begin Supplied data
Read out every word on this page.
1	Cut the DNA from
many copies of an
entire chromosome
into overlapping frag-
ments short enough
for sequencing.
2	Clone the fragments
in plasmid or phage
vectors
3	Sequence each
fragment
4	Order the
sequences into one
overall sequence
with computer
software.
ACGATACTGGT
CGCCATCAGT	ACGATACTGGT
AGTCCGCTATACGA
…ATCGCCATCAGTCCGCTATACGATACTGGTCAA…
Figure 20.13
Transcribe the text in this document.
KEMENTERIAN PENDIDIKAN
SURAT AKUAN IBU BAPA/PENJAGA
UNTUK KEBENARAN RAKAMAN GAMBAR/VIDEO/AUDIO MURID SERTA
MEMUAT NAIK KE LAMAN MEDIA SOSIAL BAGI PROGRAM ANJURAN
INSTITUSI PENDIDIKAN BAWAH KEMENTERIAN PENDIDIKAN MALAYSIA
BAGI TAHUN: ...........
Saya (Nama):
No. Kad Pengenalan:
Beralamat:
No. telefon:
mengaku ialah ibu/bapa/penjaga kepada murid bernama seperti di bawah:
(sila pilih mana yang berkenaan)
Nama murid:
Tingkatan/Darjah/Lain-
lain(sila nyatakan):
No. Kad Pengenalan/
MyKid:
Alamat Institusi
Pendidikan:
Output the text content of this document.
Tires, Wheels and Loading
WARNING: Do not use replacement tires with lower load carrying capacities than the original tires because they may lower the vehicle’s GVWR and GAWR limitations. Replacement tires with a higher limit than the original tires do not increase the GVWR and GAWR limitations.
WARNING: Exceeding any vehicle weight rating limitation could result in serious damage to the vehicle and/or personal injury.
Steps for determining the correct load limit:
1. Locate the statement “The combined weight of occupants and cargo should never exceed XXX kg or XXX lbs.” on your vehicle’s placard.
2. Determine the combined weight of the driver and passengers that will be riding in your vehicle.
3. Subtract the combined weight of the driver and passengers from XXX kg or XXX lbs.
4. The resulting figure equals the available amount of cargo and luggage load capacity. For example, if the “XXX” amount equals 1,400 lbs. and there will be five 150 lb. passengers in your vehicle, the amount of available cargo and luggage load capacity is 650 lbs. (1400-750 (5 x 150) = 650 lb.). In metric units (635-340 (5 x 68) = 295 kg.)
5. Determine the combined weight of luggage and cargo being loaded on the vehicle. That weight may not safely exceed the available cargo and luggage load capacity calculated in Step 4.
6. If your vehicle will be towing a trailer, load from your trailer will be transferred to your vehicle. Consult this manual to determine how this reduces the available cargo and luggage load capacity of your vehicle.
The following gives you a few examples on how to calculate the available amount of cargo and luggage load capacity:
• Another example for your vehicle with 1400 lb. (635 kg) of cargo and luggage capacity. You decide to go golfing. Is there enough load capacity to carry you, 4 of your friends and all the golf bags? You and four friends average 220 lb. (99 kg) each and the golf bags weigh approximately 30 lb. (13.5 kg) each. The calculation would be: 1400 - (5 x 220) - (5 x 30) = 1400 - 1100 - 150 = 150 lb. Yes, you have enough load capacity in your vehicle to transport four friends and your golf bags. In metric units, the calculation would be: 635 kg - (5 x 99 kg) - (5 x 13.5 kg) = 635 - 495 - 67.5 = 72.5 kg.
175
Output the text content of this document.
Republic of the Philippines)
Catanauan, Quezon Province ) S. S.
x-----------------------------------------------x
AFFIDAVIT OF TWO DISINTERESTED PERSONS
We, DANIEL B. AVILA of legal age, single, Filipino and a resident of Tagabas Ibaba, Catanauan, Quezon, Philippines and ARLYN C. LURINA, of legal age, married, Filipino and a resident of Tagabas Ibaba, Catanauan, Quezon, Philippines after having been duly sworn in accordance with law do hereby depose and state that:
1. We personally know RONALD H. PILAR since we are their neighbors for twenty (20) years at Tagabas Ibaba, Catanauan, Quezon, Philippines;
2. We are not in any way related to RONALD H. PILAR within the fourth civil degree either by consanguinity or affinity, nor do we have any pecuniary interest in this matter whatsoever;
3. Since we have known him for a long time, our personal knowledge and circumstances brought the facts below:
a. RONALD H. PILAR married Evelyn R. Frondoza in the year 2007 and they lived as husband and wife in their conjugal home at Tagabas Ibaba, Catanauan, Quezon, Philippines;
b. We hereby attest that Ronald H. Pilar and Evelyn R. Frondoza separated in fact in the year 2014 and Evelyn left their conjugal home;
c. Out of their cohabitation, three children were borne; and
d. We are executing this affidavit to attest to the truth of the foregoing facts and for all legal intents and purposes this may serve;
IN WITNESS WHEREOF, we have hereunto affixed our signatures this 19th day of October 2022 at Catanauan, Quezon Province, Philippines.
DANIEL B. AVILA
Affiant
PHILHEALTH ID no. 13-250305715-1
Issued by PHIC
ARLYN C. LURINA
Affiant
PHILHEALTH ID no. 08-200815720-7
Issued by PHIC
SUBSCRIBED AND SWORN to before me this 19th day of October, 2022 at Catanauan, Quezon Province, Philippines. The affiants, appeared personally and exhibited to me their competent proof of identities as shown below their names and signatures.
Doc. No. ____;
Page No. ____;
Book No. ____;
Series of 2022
end Supplied data
Exercise:
Output the entries verbatim.

Solution to this task:
Read out every word on this page.
1	Cut the DNA from
many copies of an
entire chromosome
into overlapping frag-
ments short enough
for sequencing.
2	Clone the fragments
in plasmid or phage
vectors
3	Sequence each
fragment
4	Order the
sequences into one
overall sequence
with computer
software.
ACGATACTGGT
CGCCATCAGT	ACGATACTGGT
AGTCCGCTATACGA
…ATCGCCATCAGTCCGCTATACGATACTGGTCAA…
Figure 20.13
Transcribe the text in this document.
KEMENTERIAN PENDIDIKAN
SURAT AKUAN IBU BAPA/PENJAGA
UNTUK KEBENARAN RAKAMAN GAMBAR/VIDEO/AUDIO MURID SERTA
MEMUAT NAIK KE LAMAN MEDIA SOSIAL BAGI PROGRAM ANJURAN
INSTITUSI PENDIDIKAN BAWAH KEMENTERIAN PENDIDIKAN MALAYSIA
BAGI TAHUN: ...........
Saya (Nama):
No. Kad Pengenalan:
Beralamat:
No. telefon:
mengaku ialah ibu/bapa/penjaga kepada murid bernama seperti di bawah:
(sila pilih mana yang berkenaan)
Nama murid:
Tingkatan/Darjah/Lain-
lain(sila nyatakan):
No. Kad Pengenalan/
MyKid:
Alamat Institusi
Pendidikan:
Output the text content of this document.
Tires, Wheels and Loading
WARNING: Do not use replacement tires with lower load carrying capacities than the original tires because they may lower the vehicle’s GVWR and GAWR limitations. Replacement tires with a higher limit than the original tires do not increase the GVWR and GAWR limitations.
WARNING: Exceeding any vehicle weight rating limitation could result in serious damage to the vehicle and/or personal injury.
Steps for determining the correct load limit:
1. Locate the statement “The combined weight of occupants and cargo should never exceed XXX kg or XXX lbs.” on your vehicle’s placard.
2. Determine the combined weight of the driver and passengers that will be riding in your vehicle.
3. Subtract the combined weight of the driver and passengers from XXX kg or XXX lbs.
4. The resulting figure equals the available amount of cargo and luggage load capacity. For example, if the “XXX” amount equals 1,400 lbs. and there will be five 150 lb. passengers in your vehicle, the amount of available cargo and luggage load capacity is 650 lbs. (1400-750 (5 x 150) = 650 lb.). In metric units (635-340 (5 x 68) = 295 kg.)
5. Determine the combined weight of luggage and cargo being loaded on the vehicle. That weight may not safely exceed the available cargo and luggage load capacity calculated in Step 4.
6. If your vehicle will be towing a trailer, load from your trailer will be transferred to your vehicle. Consult this manual to determine how this reduces the available cargo and luggage load capacity of your vehicle.
The following gives you a few examples on how to calculate the available amount of cargo and luggage load capacity:
• Another example for your vehicle with 1400 lb. (635 kg) of cargo and luggage capacity. You decide to go golfing. Is there enough load capacity to carry you, 4 of your friends and all the golf bags? You and four friends average 220 lb. (99 kg) each and the golf bags weigh approximately 30 lb. (13.5 kg) each. The calculation would be: 1400 - (5 x 220) - (5 x 30) = 1400 - 1100 - 150 = 150 lb. Yes, you have enough load capacity in your vehicle to transport four friends and your golf bags. In metric units, the calculation would be: 635 kg - (5 x 99 kg) - (5 x 13.5 kg) = 635 - 495 - 67.5 = 72.5 kg.
175
Output the text content of this document.
Republic of the Philippines)
Catanauan, Quezon Province ) S. S.
x-----------------------------------------------x
AFFIDAVIT OF TWO DISINTERESTED PERSONS
We, DANIEL B. AVILA of legal age, single, Filipino and a resident of Tagabas Ibaba, Catanauan, Quezon, Philippines and ARLYN C. LURINA, of legal age, married, Filipino and a resident of Tagabas Ibaba, Catanauan, Quezon, Philippines after having been duly sworn in accordance with law do hereby depose and state that:
1. We personally know RONALD H. PILAR since we are their neighbors for twenty (20) years at Tagabas Ibaba, Catanauan, Quezon, Philippines;
2. We are not in any way related to RONALD H. PILAR within the fourth civil degree either by consanguinity or affinity, nor do we have any pecuniary interest in this matter whatsoever;
3. Since we have known him for a long time, our personal knowledge and circumstances brought the facts below:
a. RONALD H. PILAR married Evelyn R. Frondoza in the year 2007 and they lived as husband and wife in their conjugal home at Tagabas Ibaba, Catanauan, Quezon, Philippines;
b. We hereby attest that Ronald H. Pilar and Evelyn R. Frondoza separated in fact in the year 2014 and Evelyn left their conjugal home;
c. Out of their cohabitation, three children were borne; and
d. We are executing this affidavit to attest to the truth of the foregoing facts and for all legal intents and purposes this may serve;
IN WITNESS WHEREOF, we have hereunto affixed our signatures this 19th day of October 2022 at Catanauan, Quezon Province, Philippines.
DANIEL B. AVILA
Affiant
PHILHEALTH ID no. 13-250305715-1
Issued by PHIC
ARLYN C. LURINA
Affiant
PHILHEALTH ID no. 08-200815720-7
Issued by PHIC
SUBSCRIBED AND SWORN to before me this 19th day of October, 2022 at Catanauan, Quezon Province, Philippines. The affiants, appeared personally and exhibited to me their competent proof of identities as shown below their names and signatures.
Doc. No. ____;
Page No. ____;
Book No. ____;
Series of 2022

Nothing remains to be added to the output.